Looking through the listing, how many of its lines hold the word "kérdést"? Answer with only the number.

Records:
=====
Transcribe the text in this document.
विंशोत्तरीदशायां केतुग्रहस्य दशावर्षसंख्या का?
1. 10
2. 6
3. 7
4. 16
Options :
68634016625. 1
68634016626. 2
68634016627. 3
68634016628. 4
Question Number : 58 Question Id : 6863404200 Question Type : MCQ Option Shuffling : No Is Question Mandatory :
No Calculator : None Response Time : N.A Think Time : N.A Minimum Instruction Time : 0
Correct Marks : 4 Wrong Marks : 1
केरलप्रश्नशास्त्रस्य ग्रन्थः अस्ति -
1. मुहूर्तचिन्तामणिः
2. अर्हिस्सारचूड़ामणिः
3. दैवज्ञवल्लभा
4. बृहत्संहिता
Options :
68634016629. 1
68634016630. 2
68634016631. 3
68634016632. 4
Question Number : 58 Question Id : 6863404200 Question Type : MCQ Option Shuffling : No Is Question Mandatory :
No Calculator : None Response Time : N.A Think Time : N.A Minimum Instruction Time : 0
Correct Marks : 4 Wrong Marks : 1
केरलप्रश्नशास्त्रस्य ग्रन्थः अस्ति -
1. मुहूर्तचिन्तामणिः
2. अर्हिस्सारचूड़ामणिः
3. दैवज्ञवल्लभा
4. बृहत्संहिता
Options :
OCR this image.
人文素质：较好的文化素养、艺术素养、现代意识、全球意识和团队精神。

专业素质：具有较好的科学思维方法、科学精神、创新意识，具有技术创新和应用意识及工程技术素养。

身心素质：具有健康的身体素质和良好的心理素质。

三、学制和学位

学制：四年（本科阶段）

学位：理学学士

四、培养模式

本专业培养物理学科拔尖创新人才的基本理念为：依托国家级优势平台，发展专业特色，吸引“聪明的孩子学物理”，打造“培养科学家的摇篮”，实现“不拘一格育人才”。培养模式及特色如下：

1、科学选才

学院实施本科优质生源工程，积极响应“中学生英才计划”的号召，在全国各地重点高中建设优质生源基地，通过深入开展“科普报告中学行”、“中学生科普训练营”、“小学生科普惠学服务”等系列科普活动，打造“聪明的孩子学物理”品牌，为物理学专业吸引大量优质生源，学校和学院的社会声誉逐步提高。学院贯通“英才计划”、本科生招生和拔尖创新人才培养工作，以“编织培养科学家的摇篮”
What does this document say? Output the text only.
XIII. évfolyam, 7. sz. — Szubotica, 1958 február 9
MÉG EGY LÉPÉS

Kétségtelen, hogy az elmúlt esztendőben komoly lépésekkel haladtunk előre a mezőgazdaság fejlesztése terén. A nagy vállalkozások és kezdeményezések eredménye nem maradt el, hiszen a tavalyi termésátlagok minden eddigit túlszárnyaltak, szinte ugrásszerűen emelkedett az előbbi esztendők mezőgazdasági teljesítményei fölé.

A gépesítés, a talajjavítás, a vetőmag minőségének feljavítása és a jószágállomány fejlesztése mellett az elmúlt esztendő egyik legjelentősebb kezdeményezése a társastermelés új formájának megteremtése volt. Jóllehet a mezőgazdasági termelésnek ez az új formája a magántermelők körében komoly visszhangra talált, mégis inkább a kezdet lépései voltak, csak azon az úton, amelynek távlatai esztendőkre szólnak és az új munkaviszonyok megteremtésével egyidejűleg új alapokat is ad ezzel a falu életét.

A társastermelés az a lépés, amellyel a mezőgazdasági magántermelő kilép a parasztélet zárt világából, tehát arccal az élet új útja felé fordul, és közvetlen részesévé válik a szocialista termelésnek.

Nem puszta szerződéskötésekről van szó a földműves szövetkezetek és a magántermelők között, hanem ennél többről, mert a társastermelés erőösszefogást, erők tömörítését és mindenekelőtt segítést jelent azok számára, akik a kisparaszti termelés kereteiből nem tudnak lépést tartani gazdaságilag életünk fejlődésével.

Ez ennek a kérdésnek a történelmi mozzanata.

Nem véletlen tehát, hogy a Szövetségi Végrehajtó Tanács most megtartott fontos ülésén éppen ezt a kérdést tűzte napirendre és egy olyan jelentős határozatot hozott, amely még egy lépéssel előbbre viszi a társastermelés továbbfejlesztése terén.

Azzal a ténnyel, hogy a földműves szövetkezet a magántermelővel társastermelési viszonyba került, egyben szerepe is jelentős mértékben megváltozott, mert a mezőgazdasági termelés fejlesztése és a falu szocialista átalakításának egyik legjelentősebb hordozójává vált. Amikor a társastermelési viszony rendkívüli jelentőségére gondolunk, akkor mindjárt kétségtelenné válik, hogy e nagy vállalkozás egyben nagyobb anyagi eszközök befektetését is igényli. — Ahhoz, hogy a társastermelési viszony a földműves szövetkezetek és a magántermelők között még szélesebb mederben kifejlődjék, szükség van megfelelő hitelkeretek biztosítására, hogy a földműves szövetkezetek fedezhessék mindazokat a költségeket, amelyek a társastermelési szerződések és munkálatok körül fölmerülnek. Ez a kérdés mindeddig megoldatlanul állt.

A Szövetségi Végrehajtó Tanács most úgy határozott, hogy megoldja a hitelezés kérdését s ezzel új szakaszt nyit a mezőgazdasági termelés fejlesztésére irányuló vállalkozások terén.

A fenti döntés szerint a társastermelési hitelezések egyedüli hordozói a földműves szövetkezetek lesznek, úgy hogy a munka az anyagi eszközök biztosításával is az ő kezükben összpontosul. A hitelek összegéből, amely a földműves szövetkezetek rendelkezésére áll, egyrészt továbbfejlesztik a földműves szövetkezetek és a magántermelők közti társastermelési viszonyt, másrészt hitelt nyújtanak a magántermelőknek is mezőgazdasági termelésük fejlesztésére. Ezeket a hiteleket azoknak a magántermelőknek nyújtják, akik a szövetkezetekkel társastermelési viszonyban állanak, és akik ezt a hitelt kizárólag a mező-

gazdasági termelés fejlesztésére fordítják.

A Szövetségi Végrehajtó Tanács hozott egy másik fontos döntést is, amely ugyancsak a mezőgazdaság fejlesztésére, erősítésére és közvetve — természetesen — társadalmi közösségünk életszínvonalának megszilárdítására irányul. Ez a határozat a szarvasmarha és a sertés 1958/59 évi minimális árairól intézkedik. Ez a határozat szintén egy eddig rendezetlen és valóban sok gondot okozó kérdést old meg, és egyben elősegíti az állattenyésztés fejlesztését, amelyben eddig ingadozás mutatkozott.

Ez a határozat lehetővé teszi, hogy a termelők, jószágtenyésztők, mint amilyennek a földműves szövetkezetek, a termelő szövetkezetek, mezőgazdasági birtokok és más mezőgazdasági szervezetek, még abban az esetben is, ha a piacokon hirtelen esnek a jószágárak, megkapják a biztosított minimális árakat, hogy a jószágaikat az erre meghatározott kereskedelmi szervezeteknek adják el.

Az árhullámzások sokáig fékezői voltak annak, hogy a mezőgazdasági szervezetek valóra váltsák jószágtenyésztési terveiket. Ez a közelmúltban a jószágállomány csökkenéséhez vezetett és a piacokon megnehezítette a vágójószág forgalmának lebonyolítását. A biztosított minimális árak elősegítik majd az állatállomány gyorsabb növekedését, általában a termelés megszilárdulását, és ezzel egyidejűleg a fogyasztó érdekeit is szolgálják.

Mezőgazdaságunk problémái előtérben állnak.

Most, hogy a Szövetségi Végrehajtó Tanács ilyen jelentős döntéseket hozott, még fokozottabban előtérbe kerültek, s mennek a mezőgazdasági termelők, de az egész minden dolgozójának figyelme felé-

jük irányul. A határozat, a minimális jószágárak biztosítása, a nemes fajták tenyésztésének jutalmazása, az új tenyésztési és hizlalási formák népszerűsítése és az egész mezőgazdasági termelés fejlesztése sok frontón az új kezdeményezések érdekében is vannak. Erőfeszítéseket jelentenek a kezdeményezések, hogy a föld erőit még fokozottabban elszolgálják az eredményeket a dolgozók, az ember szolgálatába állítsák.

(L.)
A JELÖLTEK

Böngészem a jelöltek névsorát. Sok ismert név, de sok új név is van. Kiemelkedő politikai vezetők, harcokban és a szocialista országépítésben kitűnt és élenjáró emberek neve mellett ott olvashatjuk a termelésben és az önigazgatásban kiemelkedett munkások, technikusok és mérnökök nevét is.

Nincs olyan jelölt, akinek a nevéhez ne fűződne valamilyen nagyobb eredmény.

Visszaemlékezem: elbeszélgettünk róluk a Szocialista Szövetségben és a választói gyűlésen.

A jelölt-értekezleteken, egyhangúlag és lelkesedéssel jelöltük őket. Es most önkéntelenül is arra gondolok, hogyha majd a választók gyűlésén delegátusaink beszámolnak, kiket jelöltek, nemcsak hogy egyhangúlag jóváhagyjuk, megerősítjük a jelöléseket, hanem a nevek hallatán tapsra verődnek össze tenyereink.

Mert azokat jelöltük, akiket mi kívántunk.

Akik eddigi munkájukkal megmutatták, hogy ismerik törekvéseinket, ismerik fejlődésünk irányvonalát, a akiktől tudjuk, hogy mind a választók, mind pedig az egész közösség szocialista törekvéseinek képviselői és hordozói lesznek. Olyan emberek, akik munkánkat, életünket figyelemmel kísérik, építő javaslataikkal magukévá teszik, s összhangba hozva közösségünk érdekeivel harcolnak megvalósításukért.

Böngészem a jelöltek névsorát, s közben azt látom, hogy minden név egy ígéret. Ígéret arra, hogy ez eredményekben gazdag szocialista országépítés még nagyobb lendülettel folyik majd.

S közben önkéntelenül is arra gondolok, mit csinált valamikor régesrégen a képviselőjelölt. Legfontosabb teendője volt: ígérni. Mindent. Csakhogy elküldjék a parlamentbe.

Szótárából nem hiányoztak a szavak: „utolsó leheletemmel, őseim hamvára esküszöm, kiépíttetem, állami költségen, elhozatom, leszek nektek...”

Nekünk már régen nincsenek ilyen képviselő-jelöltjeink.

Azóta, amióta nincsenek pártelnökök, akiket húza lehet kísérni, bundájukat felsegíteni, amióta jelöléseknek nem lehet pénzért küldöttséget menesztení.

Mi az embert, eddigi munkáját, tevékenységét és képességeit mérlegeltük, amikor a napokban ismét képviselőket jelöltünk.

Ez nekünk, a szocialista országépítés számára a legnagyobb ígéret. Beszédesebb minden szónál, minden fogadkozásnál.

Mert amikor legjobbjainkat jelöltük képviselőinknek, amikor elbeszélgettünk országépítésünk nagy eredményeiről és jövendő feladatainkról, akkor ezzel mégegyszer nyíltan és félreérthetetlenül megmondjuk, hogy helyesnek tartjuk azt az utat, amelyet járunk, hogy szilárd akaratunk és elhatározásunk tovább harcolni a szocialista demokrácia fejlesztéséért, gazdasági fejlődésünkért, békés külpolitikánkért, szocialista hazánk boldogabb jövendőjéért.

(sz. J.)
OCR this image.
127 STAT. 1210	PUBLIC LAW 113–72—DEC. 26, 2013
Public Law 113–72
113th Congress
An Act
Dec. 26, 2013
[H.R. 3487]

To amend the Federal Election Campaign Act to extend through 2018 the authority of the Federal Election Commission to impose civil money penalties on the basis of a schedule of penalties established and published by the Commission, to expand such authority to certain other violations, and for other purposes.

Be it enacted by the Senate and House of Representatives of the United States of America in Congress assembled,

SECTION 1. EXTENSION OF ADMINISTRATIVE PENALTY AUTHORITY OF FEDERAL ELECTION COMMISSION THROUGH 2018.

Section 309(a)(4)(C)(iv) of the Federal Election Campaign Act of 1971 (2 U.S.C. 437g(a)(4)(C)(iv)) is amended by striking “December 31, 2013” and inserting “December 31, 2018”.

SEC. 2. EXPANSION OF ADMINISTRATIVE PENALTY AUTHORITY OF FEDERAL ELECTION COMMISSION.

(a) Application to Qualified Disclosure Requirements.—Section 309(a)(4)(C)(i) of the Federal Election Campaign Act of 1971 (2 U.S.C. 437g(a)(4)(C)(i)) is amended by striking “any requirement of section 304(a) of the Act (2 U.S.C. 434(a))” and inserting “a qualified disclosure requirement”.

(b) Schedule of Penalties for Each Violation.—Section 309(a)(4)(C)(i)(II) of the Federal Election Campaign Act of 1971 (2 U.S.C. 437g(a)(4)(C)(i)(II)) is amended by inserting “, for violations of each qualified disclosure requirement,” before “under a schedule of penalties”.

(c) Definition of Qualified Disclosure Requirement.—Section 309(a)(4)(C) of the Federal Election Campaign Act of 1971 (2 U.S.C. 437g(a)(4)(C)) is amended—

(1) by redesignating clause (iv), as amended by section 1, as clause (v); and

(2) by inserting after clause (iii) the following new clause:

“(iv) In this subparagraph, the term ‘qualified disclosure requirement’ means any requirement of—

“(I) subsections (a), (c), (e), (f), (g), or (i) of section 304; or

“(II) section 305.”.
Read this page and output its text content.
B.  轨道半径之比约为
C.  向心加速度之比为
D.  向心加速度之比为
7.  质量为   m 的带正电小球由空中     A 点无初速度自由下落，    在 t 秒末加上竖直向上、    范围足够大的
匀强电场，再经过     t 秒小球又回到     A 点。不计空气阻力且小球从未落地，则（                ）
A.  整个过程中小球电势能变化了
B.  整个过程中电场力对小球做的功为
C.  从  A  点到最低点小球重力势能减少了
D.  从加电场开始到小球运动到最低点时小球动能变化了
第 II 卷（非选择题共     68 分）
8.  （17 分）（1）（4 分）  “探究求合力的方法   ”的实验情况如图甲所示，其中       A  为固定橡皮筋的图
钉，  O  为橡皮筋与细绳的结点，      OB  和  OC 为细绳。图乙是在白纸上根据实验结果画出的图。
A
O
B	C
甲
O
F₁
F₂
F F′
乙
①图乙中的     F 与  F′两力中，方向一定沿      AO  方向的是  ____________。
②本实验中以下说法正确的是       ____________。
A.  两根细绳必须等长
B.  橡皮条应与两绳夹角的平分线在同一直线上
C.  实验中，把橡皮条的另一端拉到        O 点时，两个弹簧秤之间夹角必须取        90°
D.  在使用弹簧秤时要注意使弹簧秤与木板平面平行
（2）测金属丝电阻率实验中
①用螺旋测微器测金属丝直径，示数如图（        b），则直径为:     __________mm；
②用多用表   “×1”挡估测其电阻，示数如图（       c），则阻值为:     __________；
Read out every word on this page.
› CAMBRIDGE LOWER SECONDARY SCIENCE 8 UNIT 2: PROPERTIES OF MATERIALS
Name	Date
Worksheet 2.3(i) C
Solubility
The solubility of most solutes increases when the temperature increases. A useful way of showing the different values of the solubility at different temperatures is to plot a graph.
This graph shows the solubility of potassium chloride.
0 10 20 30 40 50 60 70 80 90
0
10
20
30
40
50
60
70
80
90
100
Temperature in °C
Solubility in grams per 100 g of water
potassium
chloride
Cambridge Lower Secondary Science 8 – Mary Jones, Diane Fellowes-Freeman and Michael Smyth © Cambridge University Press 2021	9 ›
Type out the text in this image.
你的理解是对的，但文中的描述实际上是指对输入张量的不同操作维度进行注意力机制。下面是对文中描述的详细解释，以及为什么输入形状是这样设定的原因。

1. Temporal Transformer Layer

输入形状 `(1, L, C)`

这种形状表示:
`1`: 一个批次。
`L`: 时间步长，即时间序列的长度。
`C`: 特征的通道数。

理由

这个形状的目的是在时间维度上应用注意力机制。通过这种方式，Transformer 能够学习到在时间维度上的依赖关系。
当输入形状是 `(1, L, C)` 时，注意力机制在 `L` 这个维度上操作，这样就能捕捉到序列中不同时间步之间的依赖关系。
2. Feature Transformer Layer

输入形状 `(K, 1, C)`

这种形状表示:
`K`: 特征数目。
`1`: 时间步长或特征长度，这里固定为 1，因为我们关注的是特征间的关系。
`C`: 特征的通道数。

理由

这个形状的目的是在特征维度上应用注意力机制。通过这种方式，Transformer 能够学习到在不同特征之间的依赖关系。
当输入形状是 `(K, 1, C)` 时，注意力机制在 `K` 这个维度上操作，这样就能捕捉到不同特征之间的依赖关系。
=====
* **Response to the task**: 2